— WHAT THE TASK REQUIRES —
Find each line containing the string "bottom" and return it.

— SUPPLIED DATA —
- - - -
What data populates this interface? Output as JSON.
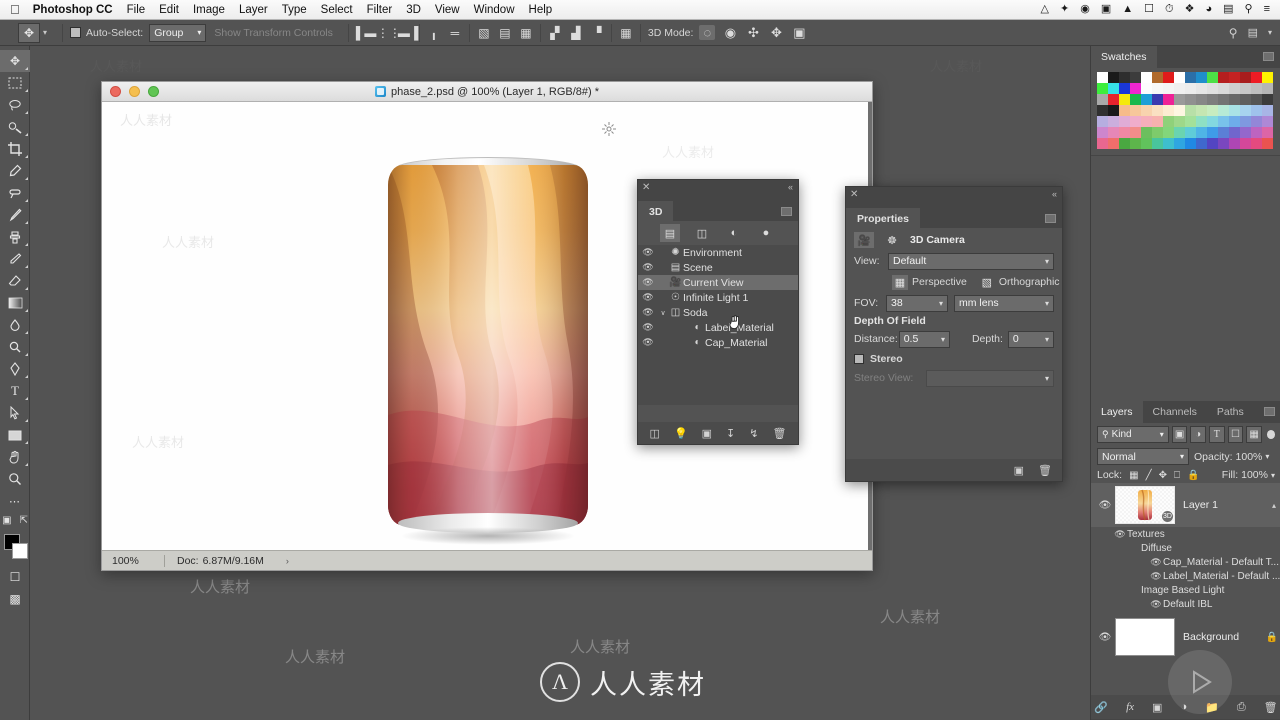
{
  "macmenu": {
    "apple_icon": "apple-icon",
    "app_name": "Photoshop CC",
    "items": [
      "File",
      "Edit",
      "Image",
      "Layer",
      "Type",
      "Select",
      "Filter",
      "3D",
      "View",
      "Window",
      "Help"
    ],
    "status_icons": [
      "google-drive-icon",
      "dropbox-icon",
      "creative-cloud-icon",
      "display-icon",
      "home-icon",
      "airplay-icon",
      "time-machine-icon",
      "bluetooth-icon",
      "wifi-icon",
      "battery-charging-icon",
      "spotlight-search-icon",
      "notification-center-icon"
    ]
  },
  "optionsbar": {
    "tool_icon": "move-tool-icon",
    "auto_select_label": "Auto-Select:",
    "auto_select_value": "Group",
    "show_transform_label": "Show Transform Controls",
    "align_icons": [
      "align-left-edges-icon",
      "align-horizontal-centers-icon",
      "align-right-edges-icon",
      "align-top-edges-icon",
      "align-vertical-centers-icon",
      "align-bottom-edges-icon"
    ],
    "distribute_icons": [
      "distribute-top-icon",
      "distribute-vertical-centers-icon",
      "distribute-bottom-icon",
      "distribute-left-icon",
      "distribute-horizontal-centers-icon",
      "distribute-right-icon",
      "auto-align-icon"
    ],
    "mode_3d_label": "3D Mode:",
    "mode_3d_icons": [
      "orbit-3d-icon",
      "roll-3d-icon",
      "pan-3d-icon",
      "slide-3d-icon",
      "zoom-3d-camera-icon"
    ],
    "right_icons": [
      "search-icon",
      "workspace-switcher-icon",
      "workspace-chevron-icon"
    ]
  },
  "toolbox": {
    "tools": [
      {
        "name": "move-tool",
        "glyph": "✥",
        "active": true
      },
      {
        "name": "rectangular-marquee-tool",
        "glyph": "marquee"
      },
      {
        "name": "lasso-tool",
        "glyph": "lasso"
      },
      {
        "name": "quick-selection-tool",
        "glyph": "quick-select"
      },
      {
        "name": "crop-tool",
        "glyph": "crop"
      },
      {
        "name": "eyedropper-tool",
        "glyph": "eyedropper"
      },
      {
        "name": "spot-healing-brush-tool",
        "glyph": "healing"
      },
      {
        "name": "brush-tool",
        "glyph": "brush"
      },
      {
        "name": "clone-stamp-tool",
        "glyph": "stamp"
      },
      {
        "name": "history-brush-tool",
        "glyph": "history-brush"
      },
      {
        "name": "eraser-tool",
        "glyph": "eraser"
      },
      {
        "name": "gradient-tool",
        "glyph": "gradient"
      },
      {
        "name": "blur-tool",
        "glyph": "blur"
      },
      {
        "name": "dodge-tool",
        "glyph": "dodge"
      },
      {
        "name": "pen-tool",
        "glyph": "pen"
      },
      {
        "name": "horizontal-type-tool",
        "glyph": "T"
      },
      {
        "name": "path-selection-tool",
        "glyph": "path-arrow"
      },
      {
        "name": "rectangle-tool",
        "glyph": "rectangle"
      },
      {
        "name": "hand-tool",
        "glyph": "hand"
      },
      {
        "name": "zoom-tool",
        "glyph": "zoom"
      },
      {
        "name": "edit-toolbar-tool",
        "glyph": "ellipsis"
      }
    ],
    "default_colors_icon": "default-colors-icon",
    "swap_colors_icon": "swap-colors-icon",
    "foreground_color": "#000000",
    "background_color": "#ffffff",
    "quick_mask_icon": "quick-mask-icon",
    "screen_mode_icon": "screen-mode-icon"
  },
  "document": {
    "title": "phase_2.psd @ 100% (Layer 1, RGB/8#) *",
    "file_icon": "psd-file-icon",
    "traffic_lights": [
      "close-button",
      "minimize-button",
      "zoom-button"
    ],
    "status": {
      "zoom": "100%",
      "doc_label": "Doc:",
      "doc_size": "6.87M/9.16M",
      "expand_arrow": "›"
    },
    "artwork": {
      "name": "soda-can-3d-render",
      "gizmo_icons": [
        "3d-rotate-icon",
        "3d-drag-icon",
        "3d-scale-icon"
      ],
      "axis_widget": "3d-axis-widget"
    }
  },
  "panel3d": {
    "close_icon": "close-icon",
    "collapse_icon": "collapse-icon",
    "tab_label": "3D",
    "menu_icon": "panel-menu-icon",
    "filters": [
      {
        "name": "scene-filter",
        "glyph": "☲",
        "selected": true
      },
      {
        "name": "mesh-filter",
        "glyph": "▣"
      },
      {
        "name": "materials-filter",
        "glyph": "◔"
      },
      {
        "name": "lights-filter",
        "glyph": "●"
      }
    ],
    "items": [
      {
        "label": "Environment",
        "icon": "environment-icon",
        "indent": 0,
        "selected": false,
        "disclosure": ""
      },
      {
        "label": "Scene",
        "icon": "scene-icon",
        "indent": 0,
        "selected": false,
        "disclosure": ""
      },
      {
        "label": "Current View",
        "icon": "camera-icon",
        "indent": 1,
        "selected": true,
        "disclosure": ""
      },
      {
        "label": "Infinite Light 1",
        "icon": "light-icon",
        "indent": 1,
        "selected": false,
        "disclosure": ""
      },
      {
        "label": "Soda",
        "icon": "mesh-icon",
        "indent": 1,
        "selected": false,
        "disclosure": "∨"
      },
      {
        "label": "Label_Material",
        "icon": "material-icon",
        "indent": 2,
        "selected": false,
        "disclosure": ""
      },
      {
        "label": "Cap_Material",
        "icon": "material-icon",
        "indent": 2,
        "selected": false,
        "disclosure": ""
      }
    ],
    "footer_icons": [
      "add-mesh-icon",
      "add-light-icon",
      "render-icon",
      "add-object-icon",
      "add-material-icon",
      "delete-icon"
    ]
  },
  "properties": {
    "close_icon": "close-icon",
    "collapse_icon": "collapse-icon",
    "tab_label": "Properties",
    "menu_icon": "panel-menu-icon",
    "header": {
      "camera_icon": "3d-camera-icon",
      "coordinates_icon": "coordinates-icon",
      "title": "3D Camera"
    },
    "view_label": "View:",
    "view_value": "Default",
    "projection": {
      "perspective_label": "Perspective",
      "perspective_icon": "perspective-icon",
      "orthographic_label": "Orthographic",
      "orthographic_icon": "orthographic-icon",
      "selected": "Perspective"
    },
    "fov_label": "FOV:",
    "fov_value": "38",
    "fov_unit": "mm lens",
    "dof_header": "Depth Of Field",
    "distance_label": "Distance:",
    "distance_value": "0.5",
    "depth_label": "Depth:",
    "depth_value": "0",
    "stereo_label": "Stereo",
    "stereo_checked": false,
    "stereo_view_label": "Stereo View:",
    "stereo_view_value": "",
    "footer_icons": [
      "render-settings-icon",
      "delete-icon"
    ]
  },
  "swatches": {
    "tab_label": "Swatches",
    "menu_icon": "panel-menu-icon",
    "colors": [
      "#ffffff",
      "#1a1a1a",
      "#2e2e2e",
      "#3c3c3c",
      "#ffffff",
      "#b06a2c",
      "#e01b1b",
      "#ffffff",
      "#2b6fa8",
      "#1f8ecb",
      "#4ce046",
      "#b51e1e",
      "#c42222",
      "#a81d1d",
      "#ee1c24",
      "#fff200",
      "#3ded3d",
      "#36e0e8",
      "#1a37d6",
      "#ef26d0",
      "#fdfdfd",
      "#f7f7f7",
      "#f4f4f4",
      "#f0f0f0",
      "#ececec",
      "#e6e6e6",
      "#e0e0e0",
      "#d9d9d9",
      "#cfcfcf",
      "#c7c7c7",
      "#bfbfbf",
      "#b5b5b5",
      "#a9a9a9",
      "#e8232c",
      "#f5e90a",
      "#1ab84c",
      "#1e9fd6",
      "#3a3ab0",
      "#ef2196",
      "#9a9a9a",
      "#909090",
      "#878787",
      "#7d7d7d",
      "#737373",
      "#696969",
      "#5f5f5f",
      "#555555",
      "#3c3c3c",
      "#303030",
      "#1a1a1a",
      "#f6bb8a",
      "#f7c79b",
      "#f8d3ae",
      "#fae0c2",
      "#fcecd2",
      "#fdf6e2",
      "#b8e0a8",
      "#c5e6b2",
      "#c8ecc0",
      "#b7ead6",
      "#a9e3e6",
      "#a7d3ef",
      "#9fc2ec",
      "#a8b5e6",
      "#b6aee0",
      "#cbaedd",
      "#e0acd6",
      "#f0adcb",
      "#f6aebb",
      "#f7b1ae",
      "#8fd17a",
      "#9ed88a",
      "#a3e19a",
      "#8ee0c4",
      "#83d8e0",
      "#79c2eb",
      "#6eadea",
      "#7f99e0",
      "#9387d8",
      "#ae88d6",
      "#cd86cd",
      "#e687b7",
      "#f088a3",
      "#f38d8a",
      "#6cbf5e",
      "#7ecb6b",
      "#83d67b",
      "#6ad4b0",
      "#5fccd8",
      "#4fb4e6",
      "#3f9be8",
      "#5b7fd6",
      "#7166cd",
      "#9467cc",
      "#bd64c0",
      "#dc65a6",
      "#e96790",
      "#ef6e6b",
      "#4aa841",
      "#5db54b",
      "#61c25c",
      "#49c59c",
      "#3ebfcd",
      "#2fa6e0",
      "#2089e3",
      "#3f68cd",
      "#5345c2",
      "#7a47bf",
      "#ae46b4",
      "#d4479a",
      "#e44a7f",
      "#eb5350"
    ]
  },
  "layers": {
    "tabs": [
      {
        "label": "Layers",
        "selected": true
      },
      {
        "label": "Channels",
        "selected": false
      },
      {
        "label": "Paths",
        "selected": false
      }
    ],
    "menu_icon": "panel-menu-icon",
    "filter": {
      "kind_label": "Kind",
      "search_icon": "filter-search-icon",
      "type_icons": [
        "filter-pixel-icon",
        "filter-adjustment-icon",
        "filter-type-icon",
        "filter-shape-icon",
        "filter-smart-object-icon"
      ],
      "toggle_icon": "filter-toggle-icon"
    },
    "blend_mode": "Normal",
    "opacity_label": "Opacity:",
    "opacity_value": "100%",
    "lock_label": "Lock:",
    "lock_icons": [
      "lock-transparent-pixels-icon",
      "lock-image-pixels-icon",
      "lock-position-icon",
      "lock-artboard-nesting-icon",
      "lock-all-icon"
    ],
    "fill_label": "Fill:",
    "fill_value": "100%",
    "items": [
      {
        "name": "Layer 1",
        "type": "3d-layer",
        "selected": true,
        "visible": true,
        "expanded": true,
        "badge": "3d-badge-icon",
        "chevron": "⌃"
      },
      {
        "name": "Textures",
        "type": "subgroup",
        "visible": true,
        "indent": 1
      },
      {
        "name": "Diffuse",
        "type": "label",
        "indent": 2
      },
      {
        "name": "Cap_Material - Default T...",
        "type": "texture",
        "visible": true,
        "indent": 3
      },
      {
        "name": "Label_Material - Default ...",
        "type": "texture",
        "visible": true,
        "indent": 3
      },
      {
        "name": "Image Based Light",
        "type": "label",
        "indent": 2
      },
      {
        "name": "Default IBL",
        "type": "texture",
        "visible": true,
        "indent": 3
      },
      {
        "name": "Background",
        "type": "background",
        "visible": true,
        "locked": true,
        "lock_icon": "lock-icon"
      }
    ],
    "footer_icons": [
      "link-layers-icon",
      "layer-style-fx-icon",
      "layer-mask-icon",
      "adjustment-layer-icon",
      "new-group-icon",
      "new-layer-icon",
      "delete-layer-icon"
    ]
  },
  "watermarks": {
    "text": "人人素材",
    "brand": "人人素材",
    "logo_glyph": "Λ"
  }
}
- - - -
— FULL SOLUTION —
      "align-bottom-edges-icon"
      "distribute-bottom-icon",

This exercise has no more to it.